Input.
• • • • • • •
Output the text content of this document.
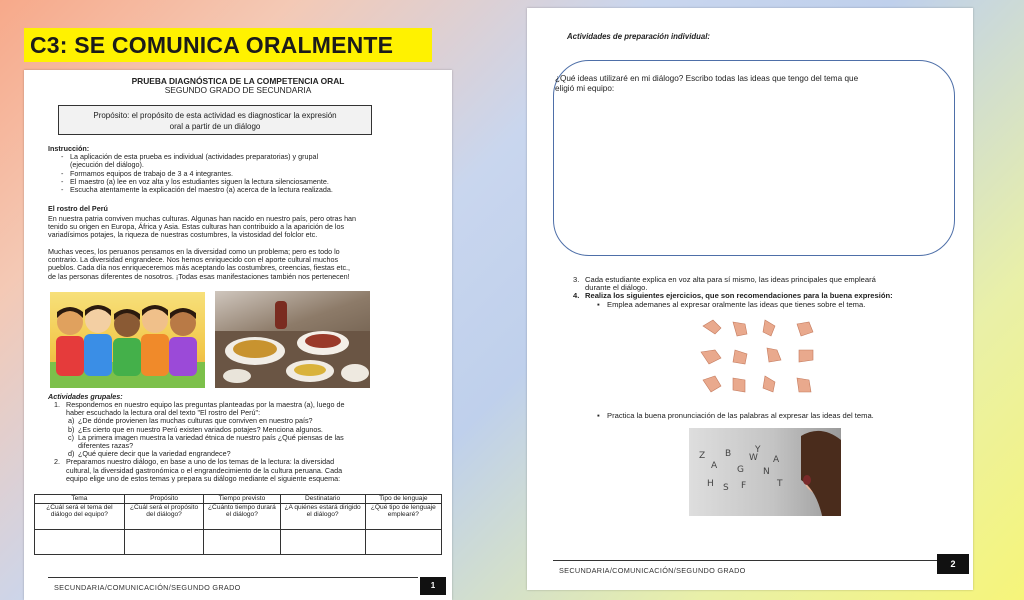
C3: SE COMUNICA ORALMENTE
PRUEBA DIAGNÓSTICA DE LA COMPETENCIA ORAL
SEGUNDO GRADO DE SECUNDARIA
Propósito: el propósito de esta actividad es diagnosticar la expresión
oral a partir de un diálogo
Instrucción:
- La aplicación de esta prueba es individual (actividades preparatorias) y grupal
(ejecución del diálogo).
- Formamos equipos de trabajo de 3 a 4 integrantes.
- El maestro (a) lee en voz alta y los estudiantes siguen la lectura silenciosamente.
- Escucha atentamente la explicación del maestro (a) acerca de la lectura realizada.
El rostro del Perú
En nuestra patria conviven muchas culturas. Algunas han nacido en nuestro país, pero otras han
tenido su origen en Europa, África y Asia. Estas culturas han contribuido a la aparición de los
variadísimos potajes, la riqueza de nuestras costumbres, la vistosidad del folclor etc.
Muchas veces, los peruanos pensamos en la diversidad como un problema; pero es todo lo
contrario. La diversidad engrandece. Nos hemos enriquecido con el aporte cultural muchos
pueblos. Cada día nos enriqueceremos más aceptando las costumbres, creencias, fiestas etc.,
de las personas diferentes de nosotros. ¡Todas esas manifestaciones también nos pertenecen!
Actividades grupales:
1. Respondemos en nuestro equipo las preguntas planteadas por la maestra (a), luego de
haber escuchado la lectura oral del texto "El rostro del Perú":
a) ¿De dónde provienen las muchas culturas que conviven en nuestro país?
b) ¿Es cierto que en nuestro Perú existen variados potajes? Menciona algunos.
c) La primera imagen muestra la variedad étnica de nuestro país ¿Qué piensas de las
diferentes razas?
d) ¿Qué quiere decir que la variedad engrandece?
2. Preparamos nuestro diálogo, en base a uno de los temas de la lectura: la diversidad
cultural, la diversidad gastronómica o el engrandecimiento de la cultura peruana. Cada
equipo elige uno de estos temas y prepara su diálogo mediante el siguiente esquema:
Tema	Propósito	Tiempo previsto	Destinatario	Tipo de lenguaje
¿Cuál será el tema del diálogo del equipo?	¿Cuál será el propósito del diálogo?	¿Cuánto tiempo durará el diálogo?	¿A quiénes estará dirigido el diálogo?	¿Qué tipo de lenguaje emplearé?

SECUNDARIA/COMUNICACIÓN/SEGUNDO GRADO	1
Actividades de preparación individual:
¿Qué ideas utilizaré en mi diálogo? Escribo todas las ideas que tengo del tema que
eligió mi equipo:
3. Cada estudiante explica en voz alta para sí mismo, las ideas principales que empleará
durante el diálogo.
4. Realiza los siguientes ejercicios, que son recomendaciones para la buena expresión:
▪ Emplea ademanes al expresar oralmente las ideas que tienes sobre el tema.
▪ Practica la buena pronunciación de las palabras al expresar las ideas del tema.
Z
A
B
G
W
N
H S F
Y
A
T
SECUNDARIA/COMUNICACIÓN/SEGUNDO GRADO
2
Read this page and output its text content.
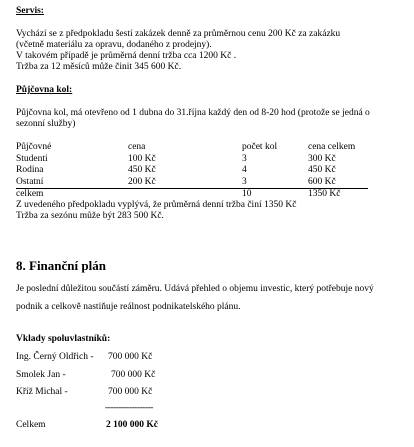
Servis:
Vychází se z předpokladu šestí zakázek denně za průměrnou cenu 200 Kč za zakázku
(včetně materiálu za opravu, dodaného z prodejny).
V takovém případě je průměrná denní tržba cca 1200 Kč .
Tržba za 12 měsíců může činit 345 600 Kč.
Půjčovna kol:
Půjčovna kol, má otevřeno od 1 dubna do 31.října každý den od 8-20 hod (protože se jedná o
sezonní služby)
Půjčovné	cena	počet kol	cena celkem
Studenti	100 Kč	3	300 Kč
Rodina	450 Kč	4	450 Kč
Ostatní	200 Kč	3	600 Kč
celkem		10	1350 Kč
Z uvedeného předpokladu vyplývá, že průměrná denní tržba činí 1350 Kč
Tržba za sezónu může být 283 500 Kč.
8. Finanční plán
Je poslední důležitou součástí záměru. Udává přehled o objemu investic, který potřebuje nový
podnik a celkově nastiňuje reálnost podnikatelského plánu.
Vklady spoluvlastníků:
Ing. Černý Oldřich - 700 000 Kč
Smolek Jan -	700 000 Kč
Kříž Michal -	700 000 Kč
------------------
Celkem	2 100 000 Kč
• • • • • • •
Exercise description.
Reproduce all entries without any change, and omit the pictures.

Answer to the exercise.
Output the text content of this document.
C3: SE COMUNICA ORALMENTE
PRUEBA DIAGNÓSTICA DE LA COMPETENCIA ORAL
SEGUNDO GRADO DE SECUNDARIA
Propósito: el propósito de esta actividad es diagnosticar la expresión
oral a partir de un diálogo
Instrucción:
- La aplicación de esta prueba es individual (actividades preparatorias) y grupal
(ejecución del diálogo).
- Formamos equipos de trabajo de 3 a 4 integrantes.
- El maestro (a) lee en voz alta y los estudiantes siguen la lectura silenciosamente.
- Escucha atentamente la explicación del maestro (a) acerca de la lectura realizada.
El rostro del Perú
En nuestra patria conviven muchas culturas. Algunas han nacido en nuestro país, pero otras han
tenido su origen en Europa, África y Asia. Estas culturas han contribuido a la aparición de los
variadísimos potajes, la riqueza de nuestras costumbres, la vistosidad del folclor etc.
Muchas veces, los peruanos pensamos en la diversidad como un problema; pero es todo lo
contrario. La diversidad engrandece. Nos hemos enriquecido con el aporte cultural muchos
pueblos. Cada día nos enriqueceremos más aceptando las costumbres, creencias, fiestas etc.,
de las personas diferentes de nosotros. ¡Todas esas manifestaciones también nos pertenecen!
Actividades grupales:
1. Respondemos en nuestro equipo las preguntas planteadas por la maestra (a), luego de
haber escuchado la lectura oral del texto "El rostro del Perú":
a) ¿De dónde provienen las muchas culturas que conviven en nuestro país?
b) ¿Es cierto que en nuestro Perú existen variados potajes? Menciona algunos.
c) La primera imagen muestra la variedad étnica de nuestro país ¿Qué piensas de las
diferentes razas?
d) ¿Qué quiere decir que la variedad engrandece?
2. Preparamos nuestro diálogo, en base a uno de los temas de la lectura: la diversidad
cultural, la diversidad gastronómica o el engrandecimiento de la cultura peruana. Cada
equipo elige uno de estos temas y prepara su diálogo mediante el siguiente esquema:
Tema	Propósito	Tiempo previsto	Destinatario	Tipo de lenguaje
¿Cuál será el tema del diálogo del equipo?	¿Cuál será el propósito del diálogo?	¿Cuánto tiempo durará el diálogo?	¿A quiénes estará dirigido el diálogo?	¿Qué tipo de lenguaje emplearé?

SECUNDARIA/COMUNICACIÓN/SEGUNDO GRADO	1
Actividades de preparación individual:
¿Qué ideas utilizaré en mi diálogo? Escribo todas las ideas que tengo del tema que
eligió mi equipo:
3. Cada estudiante explica en voz alta para sí mismo, las ideas principales que empleará
durante el diálogo.
4. Realiza los siguientes ejercicios, que son recomendaciones para la buena expresión:
▪ Emplea ademanes al expresar oralmente las ideas que tienes sobre el tema.
▪ Practica la buena pronunciación de las palabras al expresar las ideas del tema.
Z
A
B
G
W
N
H S F
Y
A
T
SECUNDARIA/COMUNICACIÓN/SEGUNDO GRADO
2
Read this page and output its text content.
Servis:
Vychází se z předpokladu šestí zakázek denně za průměrnou cenu 200 Kč za zakázku
(včetně materiálu za opravu, dodaného z prodejny).
V takovém případě je průměrná denní tržba cca 1200 Kč .
Tržba za 12 měsíců může činit 345 600 Kč.
Půjčovna kol:
Půjčovna kol, má otevřeno od 1 dubna do 31.října každý den od 8-20 hod (protože se jedná o
sezonní služby)
Půjčovné	cena	počet kol	cena celkem
Studenti	100 Kč	3	300 Kč
Rodina	450 Kč	4	450 Kč
Ostatní	200 Kč	3	600 Kč
celkem		10	1350 Kč
Z uvedeného předpokladu vyplývá, že průměrná denní tržba činí 1350 Kč
Tržba za sezónu může být 283 500 Kč.
8. Finanční plán
Je poslední důležitou součástí záměru. Udává přehled o objemu investic, který potřebuje nový
podnik a celkově nastiňuje reálnost podnikatelského plánu.
Vklady spoluvlastníků:
Ing. Černý Oldřich - 700 000 Kč
Smolek Jan -	700 000 Kč
Kříž Michal -	700 000 Kč
------------------
Celkem	2 100 000 Kč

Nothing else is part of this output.